(Data items)
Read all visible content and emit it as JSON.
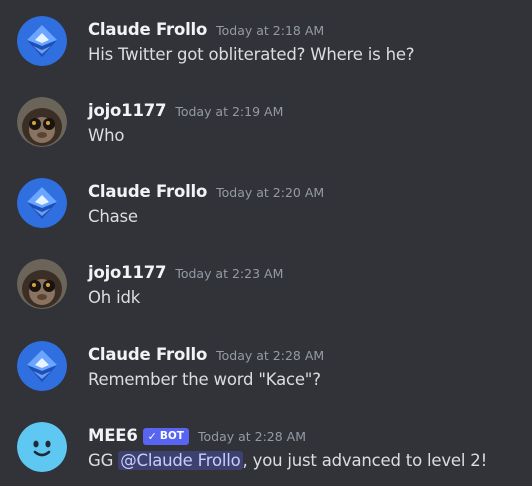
{
  "messages": [
    {
      "author": "Claude Frollo",
      "avatar": "blue-crystal-avatar",
      "timestamp": "Today at 2:18 AM",
      "text": "His Twitter got obliterated? Where is he?"
    },
    {
      "author": "jojo1177",
      "avatar": "monkey-photo-avatar",
      "timestamp": "Today at 2:19 AM",
      "text": "Who"
    },
    {
      "author": "Claude Frollo",
      "avatar": "blue-crystal-avatar",
      "timestamp": "Today at 2:20 AM",
      "text": "Chase"
    },
    {
      "author": "jojo1177",
      "avatar": "monkey-photo-avatar",
      "timestamp": "Today at 2:23 AM",
      "text": "Oh idk"
    },
    {
      "author": "Claude Frollo",
      "avatar": "blue-crystal-avatar",
      "timestamp": "Today at 2:28 AM",
      "text": "Remember the word \"Kace\"?"
    },
    {
      "author": "MEE6",
      "avatar": "mee6-smiley-avatar",
      "badge": "BOT",
      "badge_icon": "checkmark-icon",
      "timestamp": "Today at 2:28 AM",
      "text_before": "GG ",
      "mention": "@Claude Frollo",
      "text_after": ", you just advanced to level 2!"
    }
  ],
  "colors": {
    "background": "#313338",
    "username": "#f2f3f5",
    "timestamp": "#949ba4",
    "message_text": "#dbdee1",
    "bot_badge": "#5865f2",
    "mention_bg": "#3c4270",
    "mee6_avatar": "#5ec8f2"
  }
}
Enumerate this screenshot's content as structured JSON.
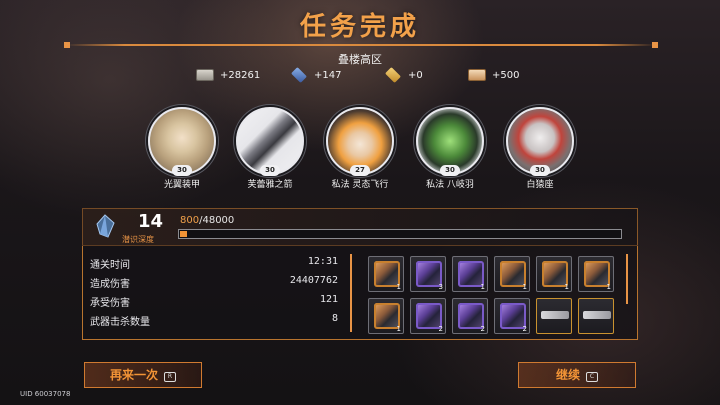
{
  "header": {
    "title": "任务完成",
    "stage_name": "叠楼高区"
  },
  "currencies": [
    {
      "icon": "cash-bill-icon",
      "value": "+28261"
    },
    {
      "icon": "blue-cube-icon",
      "value": "+147"
    },
    {
      "icon": "gold-gem-icon",
      "value": "+0"
    },
    {
      "icon": "ticket-icon",
      "value": "+500"
    }
  ],
  "characters": [
    {
      "name": "光翼装甲",
      "level": "30"
    },
    {
      "name": "芙蕾雅之箭",
      "level": "30"
    },
    {
      "name": "私法 灵态飞行",
      "level": "27"
    },
    {
      "name": "私法 八岐羽",
      "level": "30"
    },
    {
      "name": "白猿座",
      "level": "30"
    }
  ],
  "depth": {
    "value": "14",
    "label": "潜识深度",
    "xp_current": "800",
    "xp_total": "/48000",
    "xp_fraction": 0.0167
  },
  "stats": [
    {
      "label": "通关时间",
      "value": "12:31"
    },
    {
      "label": "造成伤害",
      "value": "24407762"
    },
    {
      "label": "承受伤害",
      "value": "121"
    },
    {
      "label": "武器击杀数量",
      "value": "8"
    }
  ],
  "rewards": [
    {
      "kind": "orange-crate",
      "count": "1"
    },
    {
      "kind": "purple-crate",
      "count": "3"
    },
    {
      "kind": "purple-crate",
      "count": "1"
    },
    {
      "kind": "orange-crate",
      "count": "1"
    },
    {
      "kind": "orange-crate",
      "count": "1"
    },
    {
      "kind": "orange-crate",
      "count": "1"
    },
    {
      "kind": "orange-crate",
      "count": "1"
    },
    {
      "kind": "purple-crate",
      "count": "2"
    },
    {
      "kind": "purple-crate",
      "count": "2"
    },
    {
      "kind": "purple-crate",
      "count": "2"
    },
    {
      "kind": "weapon",
      "count": ""
    },
    {
      "kind": "weapon",
      "count": ""
    }
  ],
  "buttons": {
    "retry_label": "再来一次",
    "retry_key": "R",
    "continue_label": "继续",
    "continue_key": "C"
  },
  "footer": {
    "uid": "UID 60037078"
  },
  "colors": {
    "accent": "#f29436",
    "panel_border": "#b8742e"
  }
}
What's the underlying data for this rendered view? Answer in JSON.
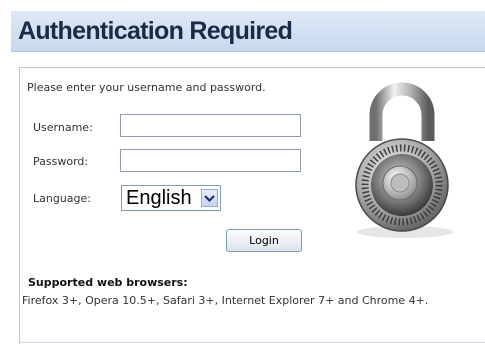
{
  "header": {
    "title": "Authentication Required"
  },
  "form": {
    "intro": "Please enter your username and password.",
    "username_label": "Username:",
    "username_value": "",
    "password_label": "Password:",
    "password_value": "",
    "language_label": "Language:",
    "language_selected": "English",
    "login_label": "Login"
  },
  "icons": {
    "lock": "padlock-icon",
    "dropdown": "chevron-down-icon"
  },
  "browsers": {
    "title": "Supported web browsers:",
    "text": "Firefox 3+, Opera 10.5+, Safari 3+, Internet Explorer 7+ and Chrome 4+."
  },
  "colors": {
    "header_bg": "#d4e1f3",
    "header_text": "#1a2c45",
    "border": "#b9c8dd"
  }
}
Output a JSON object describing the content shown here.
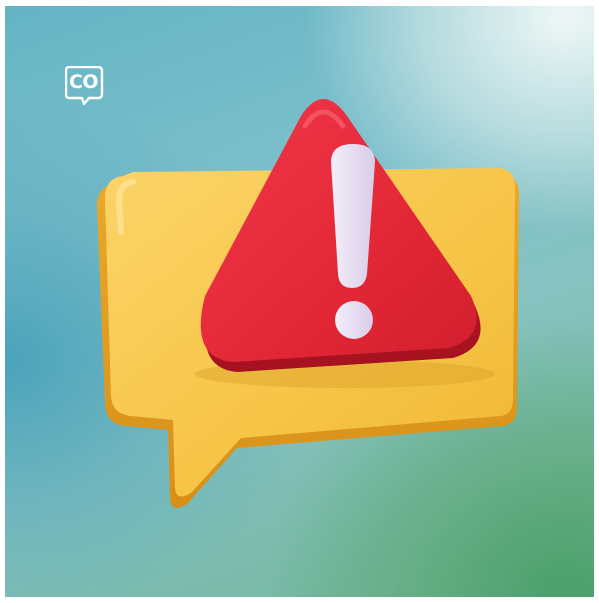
{
  "logo": {
    "text": "CO",
    "icon": "speech-bubble-logo-icon",
    "color": "#ffffff"
  },
  "illustration": {
    "subject": "warning-triangle-on-chat-bubble",
    "bubble_color": "#f6c445",
    "triangle_color": "#e8283a",
    "exclamation_color": "#e9e0f2"
  }
}
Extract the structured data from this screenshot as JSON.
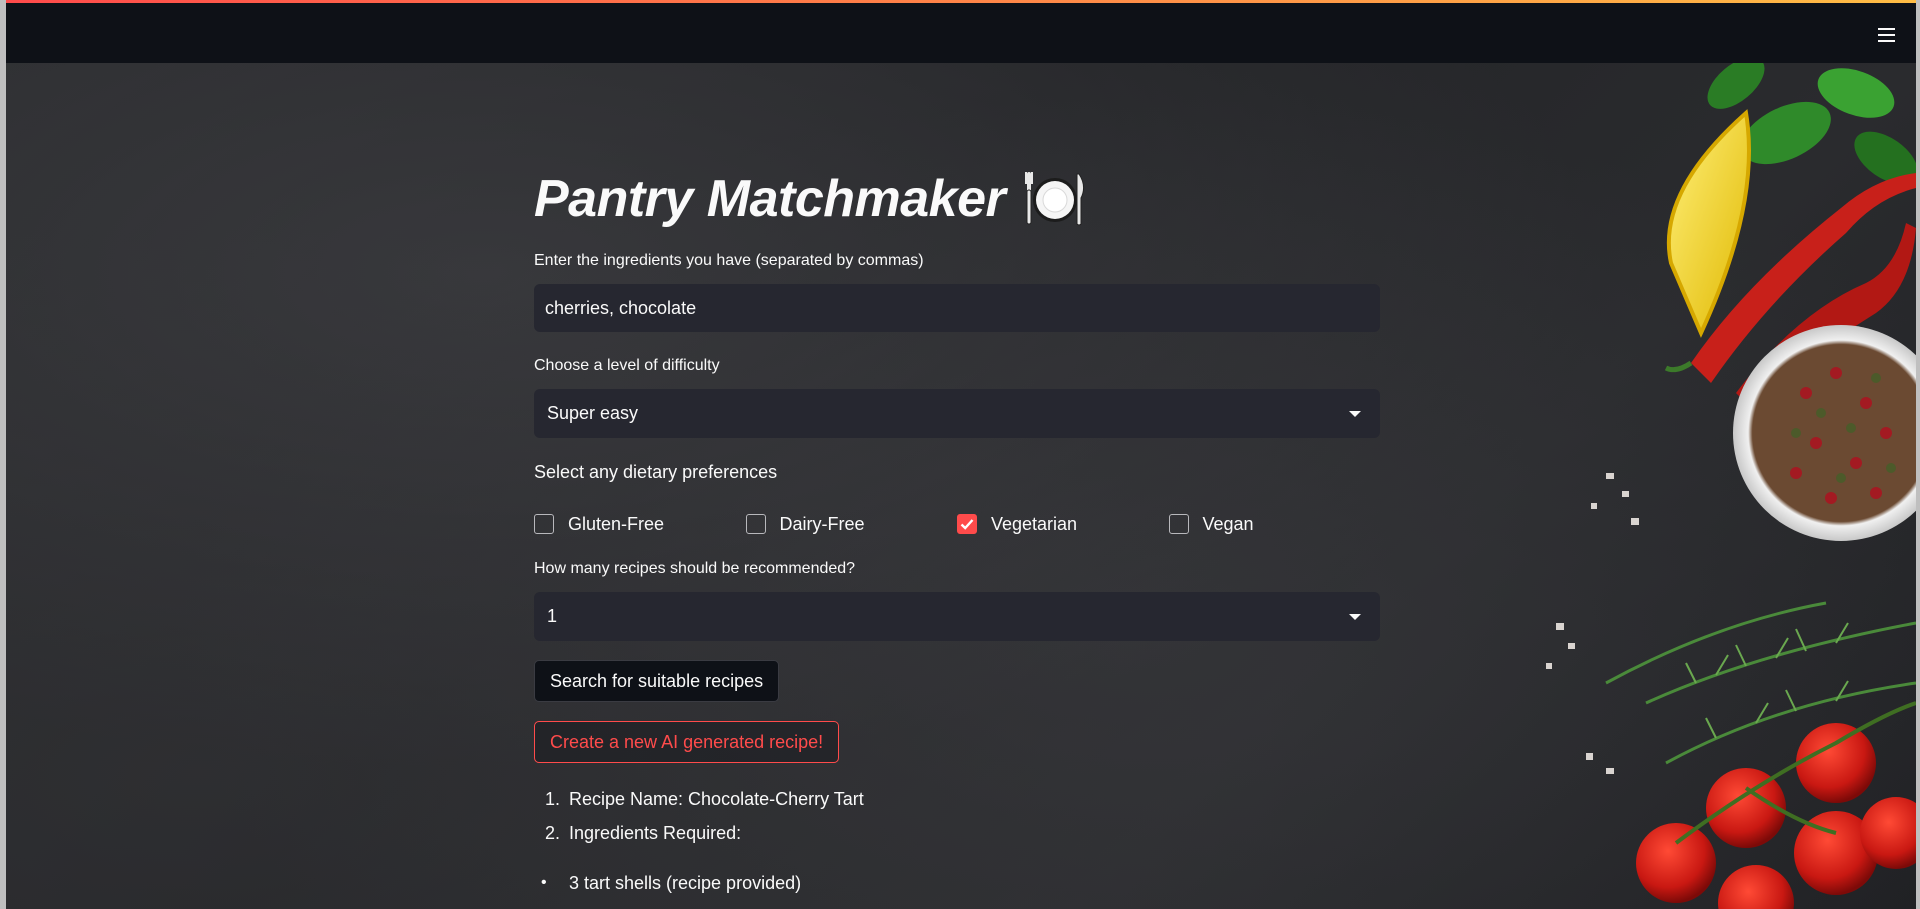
{
  "app": {
    "title": "Pantry Matchmaker",
    "title_icon": "plate-with-cutlery-icon",
    "menu_icon": "hamburger-menu-icon"
  },
  "ingredients": {
    "label": "Enter the ingredients you have (separated by commas)",
    "value": "cherries, chocolate"
  },
  "difficulty": {
    "label": "Choose a level of difficulty",
    "selected": "Super easy"
  },
  "dietary": {
    "label": "Select any dietary preferences",
    "options": [
      {
        "label": "Gluten-Free",
        "checked": false
      },
      {
        "label": "Dairy-Free",
        "checked": false
      },
      {
        "label": "Vegetarian",
        "checked": true
      },
      {
        "label": "Vegan",
        "checked": false
      }
    ]
  },
  "recipe_count": {
    "label": "How many recipes should be recommended?",
    "selected": "1"
  },
  "buttons": {
    "search": "Search for suitable recipes",
    "ai_generate": "Create a new AI generated recipe!"
  },
  "results": {
    "ordered": [
      {
        "num": "1.",
        "text": "Recipe Name: Chocolate-Cherry Tart"
      },
      {
        "num": "2.",
        "text": "Ingredients Required:"
      }
    ],
    "bullets": [
      {
        "bullet": "•",
        "text": "3 tart shells (recipe provided)"
      }
    ]
  },
  "colors": {
    "accent": "#ff4b4b",
    "header_bg": "#0e1117",
    "input_bg": "#262730",
    "text": "#fafafa"
  },
  "background_image": "dark-slate-with-vegetables"
}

## WHAT IS ASKED
Find the lines with the string "screenshot" and reproduce them.

## OUTPUT BELOW
Enumerate this screenshot's content as structured JSON.
Extract the structured data from this screenshot as JSON.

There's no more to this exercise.